╭─ Record excerpts

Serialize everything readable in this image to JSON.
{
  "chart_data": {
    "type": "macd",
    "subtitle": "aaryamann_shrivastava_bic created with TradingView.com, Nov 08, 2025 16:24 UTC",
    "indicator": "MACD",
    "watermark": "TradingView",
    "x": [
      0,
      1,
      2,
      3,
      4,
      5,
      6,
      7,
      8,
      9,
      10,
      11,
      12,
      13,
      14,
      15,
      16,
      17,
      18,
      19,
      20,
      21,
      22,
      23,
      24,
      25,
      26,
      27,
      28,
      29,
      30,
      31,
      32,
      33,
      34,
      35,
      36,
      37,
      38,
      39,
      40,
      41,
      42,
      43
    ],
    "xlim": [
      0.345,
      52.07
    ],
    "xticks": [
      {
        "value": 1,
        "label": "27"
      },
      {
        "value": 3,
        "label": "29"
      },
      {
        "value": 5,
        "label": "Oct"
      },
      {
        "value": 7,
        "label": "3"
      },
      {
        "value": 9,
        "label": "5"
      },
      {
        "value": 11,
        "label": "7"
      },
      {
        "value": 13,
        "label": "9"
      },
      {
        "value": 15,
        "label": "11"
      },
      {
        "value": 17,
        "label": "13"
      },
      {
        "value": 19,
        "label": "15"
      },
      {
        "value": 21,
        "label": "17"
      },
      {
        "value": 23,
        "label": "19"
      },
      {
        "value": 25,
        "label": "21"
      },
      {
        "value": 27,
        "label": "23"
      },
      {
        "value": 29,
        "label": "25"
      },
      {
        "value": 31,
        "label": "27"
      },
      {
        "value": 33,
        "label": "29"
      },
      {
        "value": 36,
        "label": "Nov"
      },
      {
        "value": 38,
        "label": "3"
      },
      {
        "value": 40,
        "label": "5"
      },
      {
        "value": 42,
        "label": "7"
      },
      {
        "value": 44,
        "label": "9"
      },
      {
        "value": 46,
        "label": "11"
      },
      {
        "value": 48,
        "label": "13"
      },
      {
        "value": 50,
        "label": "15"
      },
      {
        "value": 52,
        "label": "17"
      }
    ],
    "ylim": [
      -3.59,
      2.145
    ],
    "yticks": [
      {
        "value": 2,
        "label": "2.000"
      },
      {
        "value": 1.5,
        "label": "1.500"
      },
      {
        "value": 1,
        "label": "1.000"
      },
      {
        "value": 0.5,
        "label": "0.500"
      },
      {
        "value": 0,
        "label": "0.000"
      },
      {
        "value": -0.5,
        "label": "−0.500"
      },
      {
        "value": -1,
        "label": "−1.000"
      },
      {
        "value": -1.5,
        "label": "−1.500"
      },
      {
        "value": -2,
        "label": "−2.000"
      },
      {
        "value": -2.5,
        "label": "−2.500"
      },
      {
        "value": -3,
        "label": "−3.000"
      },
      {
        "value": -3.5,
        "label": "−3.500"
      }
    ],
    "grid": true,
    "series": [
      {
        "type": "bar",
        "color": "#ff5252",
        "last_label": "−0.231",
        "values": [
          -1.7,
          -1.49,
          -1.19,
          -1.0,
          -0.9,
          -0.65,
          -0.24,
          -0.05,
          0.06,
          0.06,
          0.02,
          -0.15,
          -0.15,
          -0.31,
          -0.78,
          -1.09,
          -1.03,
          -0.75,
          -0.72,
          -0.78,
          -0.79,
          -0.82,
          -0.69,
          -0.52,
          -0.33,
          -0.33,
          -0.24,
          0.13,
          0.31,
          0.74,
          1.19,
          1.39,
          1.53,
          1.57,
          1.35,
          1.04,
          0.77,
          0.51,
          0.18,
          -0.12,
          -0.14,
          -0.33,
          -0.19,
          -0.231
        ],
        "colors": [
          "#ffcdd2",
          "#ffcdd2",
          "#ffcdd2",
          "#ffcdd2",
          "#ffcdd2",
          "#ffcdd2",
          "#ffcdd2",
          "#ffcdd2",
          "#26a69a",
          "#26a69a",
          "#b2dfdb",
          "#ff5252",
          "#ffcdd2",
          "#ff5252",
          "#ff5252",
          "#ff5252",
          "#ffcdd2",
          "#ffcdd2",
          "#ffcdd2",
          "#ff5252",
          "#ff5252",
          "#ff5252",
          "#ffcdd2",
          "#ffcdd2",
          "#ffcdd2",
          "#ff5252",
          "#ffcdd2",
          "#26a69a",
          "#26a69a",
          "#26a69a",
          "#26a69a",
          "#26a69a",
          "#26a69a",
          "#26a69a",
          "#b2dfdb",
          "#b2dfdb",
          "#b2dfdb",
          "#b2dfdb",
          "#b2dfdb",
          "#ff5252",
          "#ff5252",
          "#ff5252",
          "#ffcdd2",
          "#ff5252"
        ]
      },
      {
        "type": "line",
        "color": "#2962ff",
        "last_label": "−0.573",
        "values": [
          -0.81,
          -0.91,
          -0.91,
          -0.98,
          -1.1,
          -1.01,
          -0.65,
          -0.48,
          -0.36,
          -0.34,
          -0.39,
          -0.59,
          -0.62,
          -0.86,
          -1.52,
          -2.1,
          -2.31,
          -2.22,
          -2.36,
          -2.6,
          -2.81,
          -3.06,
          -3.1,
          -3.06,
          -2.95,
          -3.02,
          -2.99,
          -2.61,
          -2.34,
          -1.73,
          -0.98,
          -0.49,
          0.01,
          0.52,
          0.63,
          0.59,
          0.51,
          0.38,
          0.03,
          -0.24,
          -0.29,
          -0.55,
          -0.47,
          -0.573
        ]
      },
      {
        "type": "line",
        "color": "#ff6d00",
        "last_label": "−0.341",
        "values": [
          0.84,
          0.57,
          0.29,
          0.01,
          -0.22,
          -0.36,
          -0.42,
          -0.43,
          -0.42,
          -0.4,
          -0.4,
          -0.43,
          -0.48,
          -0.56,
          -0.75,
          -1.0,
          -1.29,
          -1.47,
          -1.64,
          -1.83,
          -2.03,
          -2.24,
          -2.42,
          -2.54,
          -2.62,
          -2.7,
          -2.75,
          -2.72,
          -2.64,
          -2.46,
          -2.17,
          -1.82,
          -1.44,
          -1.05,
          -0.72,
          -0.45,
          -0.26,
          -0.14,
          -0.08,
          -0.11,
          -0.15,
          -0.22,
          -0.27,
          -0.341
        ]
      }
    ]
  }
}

╰─

Look over the listing. Pull out every line with the string "type" in it.

    "type": "macd",
        "type": "bar",
        "type": "line",
        "type": "line",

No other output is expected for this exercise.